• TASK
Determine the number of lines where "label" occurs and reply with that number by itself.

======== THE RECORDS ========

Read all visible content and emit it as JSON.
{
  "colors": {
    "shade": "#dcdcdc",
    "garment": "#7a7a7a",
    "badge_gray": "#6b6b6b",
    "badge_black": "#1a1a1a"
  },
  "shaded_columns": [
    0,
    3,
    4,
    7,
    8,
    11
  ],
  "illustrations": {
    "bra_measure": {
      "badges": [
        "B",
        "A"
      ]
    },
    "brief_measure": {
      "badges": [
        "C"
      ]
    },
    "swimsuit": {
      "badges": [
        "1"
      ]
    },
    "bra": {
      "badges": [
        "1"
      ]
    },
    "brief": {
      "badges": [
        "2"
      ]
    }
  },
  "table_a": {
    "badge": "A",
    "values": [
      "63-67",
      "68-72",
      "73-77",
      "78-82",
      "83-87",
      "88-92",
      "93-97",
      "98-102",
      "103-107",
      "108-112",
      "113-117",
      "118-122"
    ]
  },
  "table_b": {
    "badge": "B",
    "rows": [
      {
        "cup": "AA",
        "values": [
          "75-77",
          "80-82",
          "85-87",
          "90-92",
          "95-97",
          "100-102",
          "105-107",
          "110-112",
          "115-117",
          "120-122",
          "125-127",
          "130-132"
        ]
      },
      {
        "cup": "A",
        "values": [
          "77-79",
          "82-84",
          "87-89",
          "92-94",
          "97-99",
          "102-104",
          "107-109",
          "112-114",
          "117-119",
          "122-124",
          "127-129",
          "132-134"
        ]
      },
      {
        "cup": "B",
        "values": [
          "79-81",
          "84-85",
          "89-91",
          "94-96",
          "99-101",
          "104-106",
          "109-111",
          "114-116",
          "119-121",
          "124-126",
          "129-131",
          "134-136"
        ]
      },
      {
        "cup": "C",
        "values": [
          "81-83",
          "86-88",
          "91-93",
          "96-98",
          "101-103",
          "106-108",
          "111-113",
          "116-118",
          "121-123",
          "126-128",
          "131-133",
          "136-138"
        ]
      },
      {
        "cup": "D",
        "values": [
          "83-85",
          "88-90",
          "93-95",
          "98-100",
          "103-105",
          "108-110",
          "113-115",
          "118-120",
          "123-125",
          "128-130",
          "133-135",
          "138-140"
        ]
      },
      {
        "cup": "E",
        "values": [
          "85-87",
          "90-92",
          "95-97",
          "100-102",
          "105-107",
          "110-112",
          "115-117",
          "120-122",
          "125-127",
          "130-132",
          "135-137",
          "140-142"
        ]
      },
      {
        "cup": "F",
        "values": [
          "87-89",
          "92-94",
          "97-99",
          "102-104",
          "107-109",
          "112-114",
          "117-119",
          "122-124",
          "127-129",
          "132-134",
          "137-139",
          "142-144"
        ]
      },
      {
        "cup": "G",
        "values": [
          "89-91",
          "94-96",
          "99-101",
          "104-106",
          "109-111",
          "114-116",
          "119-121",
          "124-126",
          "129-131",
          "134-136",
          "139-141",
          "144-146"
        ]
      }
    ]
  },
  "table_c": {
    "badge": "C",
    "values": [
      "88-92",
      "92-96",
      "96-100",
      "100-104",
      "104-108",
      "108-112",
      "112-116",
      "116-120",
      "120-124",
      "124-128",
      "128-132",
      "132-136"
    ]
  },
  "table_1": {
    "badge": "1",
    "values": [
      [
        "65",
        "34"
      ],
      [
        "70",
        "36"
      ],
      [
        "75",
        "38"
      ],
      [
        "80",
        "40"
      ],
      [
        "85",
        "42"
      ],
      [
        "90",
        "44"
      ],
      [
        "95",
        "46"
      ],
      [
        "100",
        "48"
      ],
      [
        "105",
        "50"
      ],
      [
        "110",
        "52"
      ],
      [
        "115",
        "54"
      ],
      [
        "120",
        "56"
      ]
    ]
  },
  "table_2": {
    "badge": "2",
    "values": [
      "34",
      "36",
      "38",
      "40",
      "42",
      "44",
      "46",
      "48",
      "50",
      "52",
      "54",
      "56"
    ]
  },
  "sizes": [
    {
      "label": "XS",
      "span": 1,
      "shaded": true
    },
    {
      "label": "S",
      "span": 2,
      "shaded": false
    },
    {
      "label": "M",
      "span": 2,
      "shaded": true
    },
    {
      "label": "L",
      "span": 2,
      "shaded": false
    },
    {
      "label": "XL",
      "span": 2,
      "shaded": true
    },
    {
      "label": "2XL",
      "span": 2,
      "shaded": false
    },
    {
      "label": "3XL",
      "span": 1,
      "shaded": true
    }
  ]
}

========

• WRITTEN RESPONSE
7